» **Do this**: Locate all lines with the word "JSON". Copy them.

------ Data supplied ------

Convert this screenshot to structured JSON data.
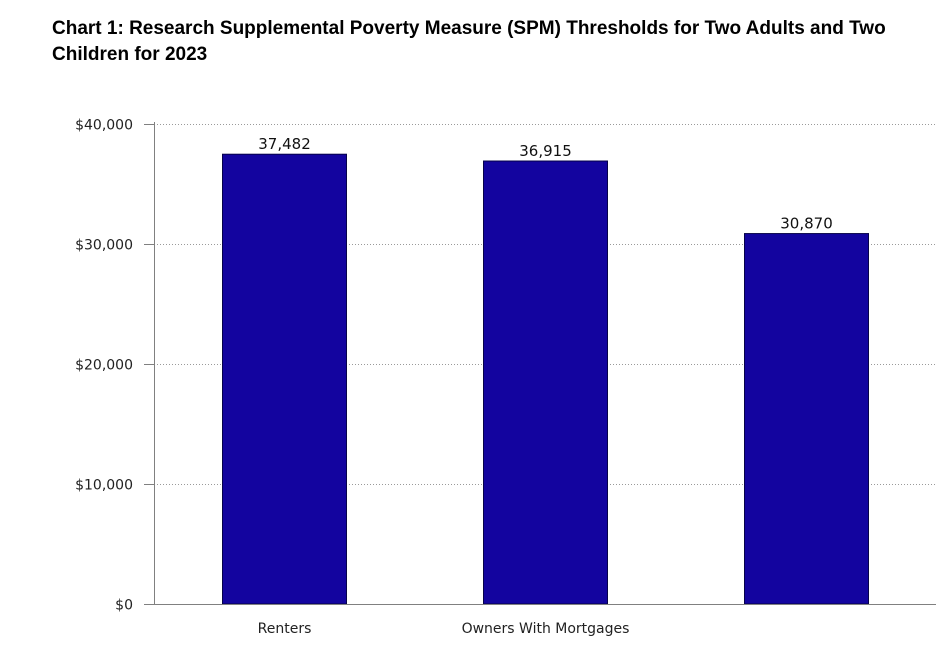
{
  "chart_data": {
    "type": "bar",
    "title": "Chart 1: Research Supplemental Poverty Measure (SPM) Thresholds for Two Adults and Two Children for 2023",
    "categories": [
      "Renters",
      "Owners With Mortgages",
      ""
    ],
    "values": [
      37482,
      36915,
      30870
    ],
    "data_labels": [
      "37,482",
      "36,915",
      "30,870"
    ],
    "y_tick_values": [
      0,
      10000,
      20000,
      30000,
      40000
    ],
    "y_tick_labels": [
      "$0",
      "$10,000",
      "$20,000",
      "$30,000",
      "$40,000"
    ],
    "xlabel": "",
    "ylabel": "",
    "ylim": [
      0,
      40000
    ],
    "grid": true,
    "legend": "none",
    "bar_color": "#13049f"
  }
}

------
------ Data supplied ------

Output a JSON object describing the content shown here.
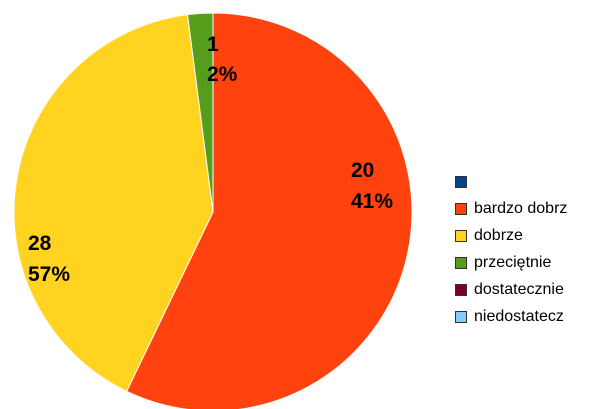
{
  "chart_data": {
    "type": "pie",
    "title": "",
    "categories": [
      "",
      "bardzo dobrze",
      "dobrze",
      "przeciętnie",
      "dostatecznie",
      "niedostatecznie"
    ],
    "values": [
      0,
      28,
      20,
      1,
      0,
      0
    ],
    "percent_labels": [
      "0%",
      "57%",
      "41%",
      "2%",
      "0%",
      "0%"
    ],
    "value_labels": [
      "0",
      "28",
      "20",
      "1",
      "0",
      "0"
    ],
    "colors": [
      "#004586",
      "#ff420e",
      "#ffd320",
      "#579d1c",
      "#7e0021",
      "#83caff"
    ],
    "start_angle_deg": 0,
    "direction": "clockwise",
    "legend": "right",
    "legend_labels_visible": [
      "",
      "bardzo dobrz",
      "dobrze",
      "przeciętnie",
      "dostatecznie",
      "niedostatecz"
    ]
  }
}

------

» **Written solution**:
Convert this screenshot to structured JSON data.
Output a JSON object describing the content shown here.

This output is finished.